→ **Problem details**
Gather all lines from the material that contain "Designed".

Records from a data source:

'''

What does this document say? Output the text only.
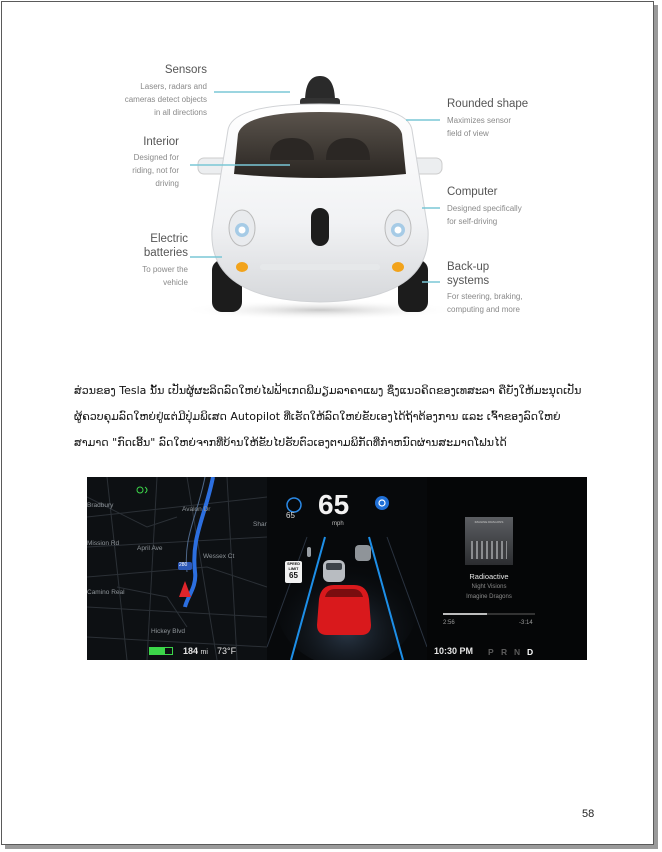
Sensors
Lasers, radars and
cameras detect objects
in all directions
Interior
Designed for
riding, not for
driving
Electric
batteries
To power the
vehicle
Rounded shape
Maximizes sensor
field of view
Computer
Designed specifically
for self-driving
Back-up
systems
For steering, braking,
computing and more
ສ່ວນຂອງ Tesla ນັ້ນ ເປັນຜູ້ຜະລິດລົດໃຫຍ່ໄຟຟ້າເກດພີມຽມລາຄາແພງ ຊຶ່ງແນວຄິດຂອງເທສະລາ ຄືຍັງໃຫ້ມະນຸດເປັນ
ຜູ້ຄວບຄຸມລົດໃຫຍ່ຢູ່ແຕ່ມີປຸ່ມພິເສດ Autopilot ທີ່ເຮັດໃຫ້ລົດໃຫຍ່ຂັບເອງໄດ້ຖ້າຕ້ອງການ ແລະ ເຈົ້າຂອງລົດໃຫຍ່
ສາມາດ "ກົດເອີ້ນ" ລົດໃຫຍ່ຈາກທີ່ບ້ານໃຫ້ຂັບໄປຮັບຕົວເອງຕາມພິກັດທີ່ກຳຫນົດຜ່ານສະມາດໂຟນໄດ້
Bradbury
Avalon Dr
Mission Rd
April Ave
Wessex Ct
Camino Real
Hickey Blvd
Shar
280
65 65
mph
SPEED
LIMIT
65
IMAGINE DRAGONS
Radioactive
Night Visions
Imagine Dragons
2:56	-3:14
184 mi 73°F	10:30 PM P R N D
58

'''

→ **Solution to this task**
Designed for
Designed specifically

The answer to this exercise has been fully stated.